• _Problem description_:
List each line of the data that holds the word "Kurtosis".

[Items from a figure collection]
(begin)

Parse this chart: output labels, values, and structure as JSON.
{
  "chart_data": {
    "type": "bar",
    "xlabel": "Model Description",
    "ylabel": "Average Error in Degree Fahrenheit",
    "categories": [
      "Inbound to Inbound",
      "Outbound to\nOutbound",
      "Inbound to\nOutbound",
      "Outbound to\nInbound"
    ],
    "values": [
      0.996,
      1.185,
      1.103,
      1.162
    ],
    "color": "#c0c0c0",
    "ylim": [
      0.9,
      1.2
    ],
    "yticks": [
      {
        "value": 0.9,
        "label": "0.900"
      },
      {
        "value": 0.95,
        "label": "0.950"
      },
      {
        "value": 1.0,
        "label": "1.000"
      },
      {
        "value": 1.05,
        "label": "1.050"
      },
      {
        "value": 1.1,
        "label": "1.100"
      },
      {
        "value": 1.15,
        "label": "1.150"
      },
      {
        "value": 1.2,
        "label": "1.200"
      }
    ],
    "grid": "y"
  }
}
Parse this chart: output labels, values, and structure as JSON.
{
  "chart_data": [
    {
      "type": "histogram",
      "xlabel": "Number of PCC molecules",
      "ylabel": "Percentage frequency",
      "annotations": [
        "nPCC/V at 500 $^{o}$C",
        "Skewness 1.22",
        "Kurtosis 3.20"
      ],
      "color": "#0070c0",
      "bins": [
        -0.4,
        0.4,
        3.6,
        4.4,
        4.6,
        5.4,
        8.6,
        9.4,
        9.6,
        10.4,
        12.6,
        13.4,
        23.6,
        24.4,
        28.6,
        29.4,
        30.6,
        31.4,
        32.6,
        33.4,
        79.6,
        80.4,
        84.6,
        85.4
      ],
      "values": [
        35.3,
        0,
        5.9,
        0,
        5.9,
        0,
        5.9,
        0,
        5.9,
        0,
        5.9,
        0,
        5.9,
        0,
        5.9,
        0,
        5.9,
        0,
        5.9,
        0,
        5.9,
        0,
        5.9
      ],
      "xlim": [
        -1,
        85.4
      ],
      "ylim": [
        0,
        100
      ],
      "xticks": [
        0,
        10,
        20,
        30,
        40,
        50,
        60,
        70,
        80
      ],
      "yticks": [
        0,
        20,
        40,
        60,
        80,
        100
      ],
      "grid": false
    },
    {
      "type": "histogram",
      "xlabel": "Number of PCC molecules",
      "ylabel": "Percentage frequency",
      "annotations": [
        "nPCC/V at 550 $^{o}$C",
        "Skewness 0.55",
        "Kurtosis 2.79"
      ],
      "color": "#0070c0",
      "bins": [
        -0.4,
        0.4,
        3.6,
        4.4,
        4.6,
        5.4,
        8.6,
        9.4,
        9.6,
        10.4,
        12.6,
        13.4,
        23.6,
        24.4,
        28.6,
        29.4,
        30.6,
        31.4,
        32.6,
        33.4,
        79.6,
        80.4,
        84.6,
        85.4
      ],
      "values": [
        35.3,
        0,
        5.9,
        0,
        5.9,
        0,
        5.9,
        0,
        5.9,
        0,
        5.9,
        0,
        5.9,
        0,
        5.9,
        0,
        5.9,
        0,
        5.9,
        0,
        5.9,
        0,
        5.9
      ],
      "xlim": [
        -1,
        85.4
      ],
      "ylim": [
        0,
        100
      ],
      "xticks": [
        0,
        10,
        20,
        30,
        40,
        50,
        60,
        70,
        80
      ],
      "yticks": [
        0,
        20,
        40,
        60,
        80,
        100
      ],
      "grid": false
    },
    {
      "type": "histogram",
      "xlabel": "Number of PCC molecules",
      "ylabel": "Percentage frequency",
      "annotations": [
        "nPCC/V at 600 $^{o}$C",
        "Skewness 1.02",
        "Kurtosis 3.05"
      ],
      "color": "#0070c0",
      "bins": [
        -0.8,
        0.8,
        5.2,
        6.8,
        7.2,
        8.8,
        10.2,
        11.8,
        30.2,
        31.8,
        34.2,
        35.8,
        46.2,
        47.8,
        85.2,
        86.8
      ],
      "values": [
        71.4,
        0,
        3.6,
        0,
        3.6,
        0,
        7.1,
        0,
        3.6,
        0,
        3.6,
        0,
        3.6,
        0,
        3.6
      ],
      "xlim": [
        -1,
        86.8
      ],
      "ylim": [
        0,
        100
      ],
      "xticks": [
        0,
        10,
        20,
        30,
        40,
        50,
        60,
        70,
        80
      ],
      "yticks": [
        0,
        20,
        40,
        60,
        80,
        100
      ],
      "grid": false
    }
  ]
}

(end)

• _Task answer_:
        "Kurtosis 3.20"
        "Kurtosis 2.79"
        "Kurtosis 3.05"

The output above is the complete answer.